◆ Supplied data:

((

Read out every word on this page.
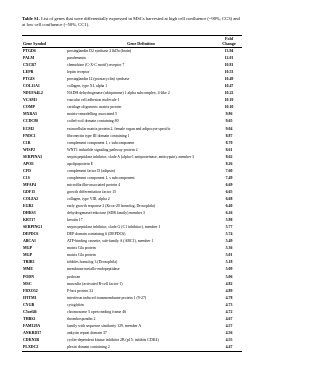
Table S1. List of genes that were differentially expressed in MSCs harvested at high cell confluence (~90%, CC3) and at low cell confluence (~50%, CC1).
Gene Symbol	Gene Definition	Fold
Change
PTGDS	prostaglandin D2 synthase 21kDa (brain)	13.94
PALM	paralemmin	12.01
CXCR7	chemokine (C-X-C motif) receptor 7	10.81
LEPR	leptin receptor	10.53
PTGIS	prostaglandin I2 (prostacyclin) synthase	10.49
COL11A1	collagen, type XI, alpha 1	10.47
NDUFA4L2	NADH dehydrogenase (ubiquinone) 1 alpha subcomplex, 4-like 2	10.22
VCAM1	vascular cell adhesion molecule 1	10.19
COMP	cartilage oligomeric matrix protein	10.10
MXRA5	matrix-remodelling associated 5	9.86
CCDC80	coiled-coil domain containing 80	9.65
ECM2	extracellular matrix protein 2, female organ and adipocyte specific	9.04
FNDC1	fibronectin type III domain containing 1	8.87
C1R	complement component 1, r subcomponent	8.70
WISP2	WNT1 inducible signaling pathway protein 2	8.61
SERPINA3	serpin peptidase inhibitor, clade A (alpha-1 antiproteinase, antitrypsin), member 3	8.62
APOE	apolipoprotein E	8.26
CFD	complement factor D (adipsin)	7.60
C1S	complement component 1, s subcomponent	7.49
MFAP4	microfibrillar-associated protein 4	6.69
GDF15	growth differentiation factor 15	6.65
COL8A2	collagen, type VIII, alpha 2	6.68
EGR2	early growth response 2 (Krox-20 homolog, Drosophila)	6.40
DHRS3	dehydrogenase/reductase (SDR family) member 3	6.26
KRT17	keratin 17	5.98
SERPING1	serpin peptidase inhibitor, clade G (C1 inhibitor), member 1	5.77
DEPDC6	DEP domain containing 6 (DEPDC6)	5.74
ABCA1	ATP-binding cassette, sub-family A (ABC1), member 1	5.49
MGP	matrix Gla protein	5.36
MGP	matrix Gla protein	5.01
TRIB3	tribbles homolog 3 (Drosophila)	5.18
MME	membrane metallo-endopeptidase	5.09
PODN	podocan	5.06
MSC	musculin (activated B-cell factor-1)	4.82
FBXO32	F-box protein 32	4.89
IFITM1	interferon induced transmembrane protein 1 (9-27)	4.78
CYGB	cytoglobin	4.73
C5orf46	chromosome 5 open reading frame 46	4.72
THBS2	thrombospondin 2	4.67
FAM129A	family with sequence similarity 129, member A	4.57
ANKRD37	ankyrin repeat domain 37	4.56
CDKN2B	cyclin-dependent kinase inhibitor 2B (p15, inhibits CDK4)	4.55
PLXDC2	plexin domain containing 2	4.47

))

◆ What you will do: Each entry above must be repeated word for word, minus its images.

◆ Answer space:
Read out every word on this page.
Table S1. List of genes that were differentially expressed in MSCs harvested at high cell confluence (~90%, CC3) and at low cell confluence (~50%, CC1).
Gene Symbol	Gene Definition	Fold
Change
PTGDS	prostaglandin D2 synthase 21kDa (brain)	13.94
PALM	paralemmin	12.01
CXCR7	chemokine (C-X-C motif) receptor 7	10.81
LEPR	leptin receptor	10.53
PTGIS	prostaglandin I2 (prostacyclin) synthase	10.49
COL11A1	collagen, type XI, alpha 1	10.47
NDUFA4L2	NADH dehydrogenase (ubiquinone) 1 alpha subcomplex, 4-like 2	10.22
VCAM1	vascular cell adhesion molecule 1	10.19
COMP	cartilage oligomeric matrix protein	10.10
MXRA5	matrix-remodelling associated 5	9.86
CCDC80	coiled-coil domain containing 80	9.65
ECM2	extracellular matrix protein 2, female organ and adipocyte specific	9.04
FNDC1	fibronectin type III domain containing 1	8.87
C1R	complement component 1, r subcomponent	8.70
WISP2	WNT1 inducible signaling pathway protein 2	8.61
SERPINA3	serpin peptidase inhibitor, clade A (alpha-1 antiproteinase, antitrypsin), member 3	8.62
APOE	apolipoprotein E	8.26
CFD	complement factor D (adipsin)	7.60
C1S	complement component 1, s subcomponent	7.49
MFAP4	microfibrillar-associated protein 4	6.69
GDF15	growth differentiation factor 15	6.65
COL8A2	collagen, type VIII, alpha 2	6.68
EGR2	early growth response 2 (Krox-20 homolog, Drosophila)	6.40
DHRS3	dehydrogenase/reductase (SDR family) member 3	6.26
KRT17	keratin 17	5.98
SERPING1	serpin peptidase inhibitor, clade G (C1 inhibitor), member 1	5.77
DEPDC6	DEP domain containing 6 (DEPDC6)	5.74
ABCA1	ATP-binding cassette, sub-family A (ABC1), member 1	5.49
MGP	matrix Gla protein	5.36
MGP	matrix Gla protein	5.01
TRIB3	tribbles homolog 3 (Drosophila)	5.18
MME	membrane metallo-endopeptidase	5.09
PODN	podocan	5.06
MSC	musculin (activated B-cell factor-1)	4.82
FBXO32	F-box protein 32	4.89
IFITM1	interferon induced transmembrane protein 1 (9-27)	4.78
CYGB	cytoglobin	4.73
C5orf46	chromosome 5 open reading frame 46	4.72
THBS2	thrombospondin 2	4.67
FAM129A	family with sequence similarity 129, member A	4.57
ANKRD37	ankyrin repeat domain 37	4.56
CDKN2B	cyclin-dependent kinase inhibitor 2B (p15, inhibits CDK4)	4.55
PLXDC2	plexin domain containing 2	4.47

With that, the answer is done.